[Extracted records]

****************************************

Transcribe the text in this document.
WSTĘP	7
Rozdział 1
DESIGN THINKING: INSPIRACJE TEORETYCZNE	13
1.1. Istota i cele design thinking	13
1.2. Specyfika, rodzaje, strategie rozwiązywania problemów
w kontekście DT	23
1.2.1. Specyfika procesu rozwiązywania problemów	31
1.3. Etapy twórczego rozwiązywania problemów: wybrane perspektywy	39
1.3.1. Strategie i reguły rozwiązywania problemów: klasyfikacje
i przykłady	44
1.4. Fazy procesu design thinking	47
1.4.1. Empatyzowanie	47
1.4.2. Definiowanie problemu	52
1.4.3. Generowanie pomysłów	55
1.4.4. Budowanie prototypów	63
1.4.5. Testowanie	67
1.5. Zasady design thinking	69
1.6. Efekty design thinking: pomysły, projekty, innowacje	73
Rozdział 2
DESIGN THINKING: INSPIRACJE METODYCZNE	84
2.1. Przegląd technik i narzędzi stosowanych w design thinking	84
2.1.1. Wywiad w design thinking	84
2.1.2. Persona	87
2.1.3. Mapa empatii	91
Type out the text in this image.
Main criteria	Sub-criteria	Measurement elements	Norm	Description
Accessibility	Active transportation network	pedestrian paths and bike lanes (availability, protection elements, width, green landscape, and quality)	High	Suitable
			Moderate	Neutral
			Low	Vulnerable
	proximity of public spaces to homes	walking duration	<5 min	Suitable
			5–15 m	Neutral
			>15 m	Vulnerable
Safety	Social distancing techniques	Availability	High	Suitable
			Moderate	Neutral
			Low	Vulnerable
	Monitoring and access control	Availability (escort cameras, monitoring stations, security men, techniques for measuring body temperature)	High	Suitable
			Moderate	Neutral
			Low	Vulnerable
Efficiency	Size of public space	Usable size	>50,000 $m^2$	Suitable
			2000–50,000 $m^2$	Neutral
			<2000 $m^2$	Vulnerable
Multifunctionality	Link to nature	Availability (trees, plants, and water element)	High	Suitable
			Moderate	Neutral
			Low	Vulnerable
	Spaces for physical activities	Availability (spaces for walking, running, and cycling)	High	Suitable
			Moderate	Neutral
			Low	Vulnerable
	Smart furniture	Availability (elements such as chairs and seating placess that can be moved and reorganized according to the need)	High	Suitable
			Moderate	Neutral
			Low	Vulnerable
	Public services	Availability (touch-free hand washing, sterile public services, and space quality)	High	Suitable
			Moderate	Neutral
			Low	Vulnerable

****************************************

Reproduce the full set of records precisely.

### RESPONSE TO THIS EXERCISE
Transcribe the text in this document.
WSTĘP	7
Rozdział 1
DESIGN THINKING: INSPIRACJE TEORETYCZNE	13
1.1. Istota i cele design thinking	13
1.2. Specyfika, rodzaje, strategie rozwiązywania problemów
w kontekście DT	23
1.2.1. Specyfika procesu rozwiązywania problemów	31
1.3. Etapy twórczego rozwiązywania problemów: wybrane perspektywy	39
1.3.1. Strategie i reguły rozwiązywania problemów: klasyfikacje
i przykłady	44
1.4. Fazy procesu design thinking	47
1.4.1. Empatyzowanie	47
1.4.2. Definiowanie problemu	52
1.4.3. Generowanie pomysłów	55
1.4.4. Budowanie prototypów	63
1.4.5. Testowanie	67
1.5. Zasady design thinking	69
1.6. Efekty design thinking: pomysły, projekty, innowacje	73
Rozdział 2
DESIGN THINKING: INSPIRACJE METODYCZNE	84
2.1. Przegląd technik i narzędzi stosowanych w design thinking	84
2.1.1. Wywiad w design thinking	84
2.1.2. Persona	87
2.1.3. Mapa empatii	91
Type out the text in this image.
Main criteria	Sub-criteria	Measurement elements	Norm	Description
Accessibility	Active transportation network	pedestrian paths and bike lanes (availability, protection elements, width, green landscape, and quality)	High	Suitable
			Moderate	Neutral
			Low	Vulnerable
	proximity of public spaces to homes	walking duration	<5 min	Suitable
			5–15 m	Neutral
			>15 m	Vulnerable
Safety	Social distancing techniques	Availability	High	Suitable
			Moderate	Neutral
			Low	Vulnerable
	Monitoring and access control	Availability (escort cameras, monitoring stations, security men, techniques for measuring body temperature)	High	Suitable
			Moderate	Neutral
			Low	Vulnerable
Efficiency	Size of public space	Usable size	>50,000 $m^2$	Suitable
			2000–50,000 $m^2$	Neutral
			<2000 $m^2$	Vulnerable
Multifunctionality	Link to nature	Availability (trees, plants, and water element)	High	Suitable
			Moderate	Neutral
			Low	Vulnerable
	Spaces for physical activities	Availability (spaces for walking, running, and cycling)	High	Suitable
			Moderate	Neutral
			Low	Vulnerable
	Smart furniture	Availability (elements such as chairs and seating placess that can be moved and reorganized according to the need)	High	Suitable
			Moderate	Neutral
			Low	Vulnerable
	Public services	Availability (touch-free hand washing, sterile public services, and space quality)	High	Suitable
			Moderate	Neutral
			Low	Vulnerable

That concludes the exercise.